## To do
The complete listing should be restated exactly.

───── Data rows

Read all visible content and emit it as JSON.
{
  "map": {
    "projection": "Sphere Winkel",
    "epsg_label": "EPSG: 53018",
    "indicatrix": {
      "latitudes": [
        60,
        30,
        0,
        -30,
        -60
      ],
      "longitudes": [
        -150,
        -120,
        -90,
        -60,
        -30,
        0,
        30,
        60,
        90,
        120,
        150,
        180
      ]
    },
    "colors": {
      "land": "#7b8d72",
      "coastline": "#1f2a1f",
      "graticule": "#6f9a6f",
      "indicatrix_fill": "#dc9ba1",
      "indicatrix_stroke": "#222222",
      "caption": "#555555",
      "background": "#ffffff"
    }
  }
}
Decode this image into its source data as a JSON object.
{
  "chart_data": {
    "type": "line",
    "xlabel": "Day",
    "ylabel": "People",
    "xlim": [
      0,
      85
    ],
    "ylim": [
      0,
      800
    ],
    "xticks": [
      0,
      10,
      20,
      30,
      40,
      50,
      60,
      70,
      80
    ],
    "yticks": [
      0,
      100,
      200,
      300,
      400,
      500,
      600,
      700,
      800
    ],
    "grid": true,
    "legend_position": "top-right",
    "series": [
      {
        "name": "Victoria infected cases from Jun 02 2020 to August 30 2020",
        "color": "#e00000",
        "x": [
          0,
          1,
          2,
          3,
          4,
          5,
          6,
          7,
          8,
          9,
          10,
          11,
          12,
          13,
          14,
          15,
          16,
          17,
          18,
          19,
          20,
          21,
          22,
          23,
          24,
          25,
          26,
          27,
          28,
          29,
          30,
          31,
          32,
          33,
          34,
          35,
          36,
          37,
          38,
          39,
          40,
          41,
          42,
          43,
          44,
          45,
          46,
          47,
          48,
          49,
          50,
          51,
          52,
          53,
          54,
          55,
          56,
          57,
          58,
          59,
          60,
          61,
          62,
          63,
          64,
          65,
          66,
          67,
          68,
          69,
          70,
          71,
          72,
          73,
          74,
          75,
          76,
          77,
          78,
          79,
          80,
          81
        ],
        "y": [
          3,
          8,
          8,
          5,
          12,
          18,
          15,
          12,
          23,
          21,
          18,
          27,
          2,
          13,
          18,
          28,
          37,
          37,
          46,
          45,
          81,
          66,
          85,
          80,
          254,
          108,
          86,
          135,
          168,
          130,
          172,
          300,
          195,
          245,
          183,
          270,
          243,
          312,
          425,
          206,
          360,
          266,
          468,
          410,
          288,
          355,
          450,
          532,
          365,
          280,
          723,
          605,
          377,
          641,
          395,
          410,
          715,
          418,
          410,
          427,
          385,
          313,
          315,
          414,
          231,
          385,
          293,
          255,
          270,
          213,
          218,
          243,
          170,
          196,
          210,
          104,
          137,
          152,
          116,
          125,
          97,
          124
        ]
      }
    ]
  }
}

──────────

## Finished exercise
Read all visible content and emit it as JSON.
{
  "map": {
    "projection": "Sphere Winkel",
    "epsg_label": "EPSG: 53018",
    "indicatrix": {
      "latitudes": [
        60,
        30,
        0,
        -30,
        -60
      ],
      "longitudes": [
        -150,
        -120,
        -90,
        -60,
        -30,
        0,
        30,
        60,
        90,
        120,
        150,
        180
      ]
    },
    "colors": {
      "land": "#7b8d72",
      "coastline": "#1f2a1f",
      "graticule": "#6f9a6f",
      "indicatrix_fill": "#dc9ba1",
      "indicatrix_stroke": "#222222",
      "caption": "#555555",
      "background": "#ffffff"
    }
  }
}
Decode this image into its source data as a JSON object.
{
  "chart_data": {
    "type": "line",
    "xlabel": "Day",
    "ylabel": "People",
    "xlim": [
      0,
      85
    ],
    "ylim": [
      0,
      800
    ],
    "xticks": [
      0,
      10,
      20,
      30,
      40,
      50,
      60,
      70,
      80
    ],
    "yticks": [
      0,
      100,
      200,
      300,
      400,
      500,
      600,
      700,
      800
    ],
    "grid": true,
    "legend_position": "top-right",
    "series": [
      {
        "name": "Victoria infected cases from Jun 02 2020 to August 30 2020",
        "color": "#e00000",
        "x": [
          0,
          1,
          2,
          3,
          4,
          5,
          6,
          7,
          8,
          9,
          10,
          11,
          12,
          13,
          14,
          15,
          16,
          17,
          18,
          19,
          20,
          21,
          22,
          23,
          24,
          25,
          26,
          27,
          28,
          29,
          30,
          31,
          32,
          33,
          34,
          35,
          36,
          37,
          38,
          39,
          40,
          41,
          42,
          43,
          44,
          45,
          46,
          47,
          48,
          49,
          50,
          51,
          52,
          53,
          54,
          55,
          56,
          57,
          58,
          59,
          60,
          61,
          62,
          63,
          64,
          65,
          66,
          67,
          68,
          69,
          70,
          71,
          72,
          73,
          74,
          75,
          76,
          77,
          78,
          79,
          80,
          81
        ],
        "y": [
          3,
          8,
          8,
          5,
          12,
          18,
          15,
          12,
          23,
          21,
          18,
          27,
          2,
          13,
          18,
          28,
          37,
          37,
          46,
          45,
          81,
          66,
          85,
          80,
          254,
          108,
          86,
          135,
          168,
          130,
          172,
          300,
          195,
          245,
          183,
          270,
          243,
          312,
          425,
          206,
          360,
          266,
          468,
          410,
          288,
          355,
          450,
          532,
          365,
          280,
          723,
          605,
          377,
          641,
          395,
          410,
          715,
          418,
          410,
          427,
          385,
          313,
          315,
          414,
          231,
          385,
          293,
          255,
          270,
          213,
          218,
          243,
          170,
          196,
          210,
          104,
          137,
          152,
          116,
          125,
          97,
          124
        ]
      }
    ]
  }
}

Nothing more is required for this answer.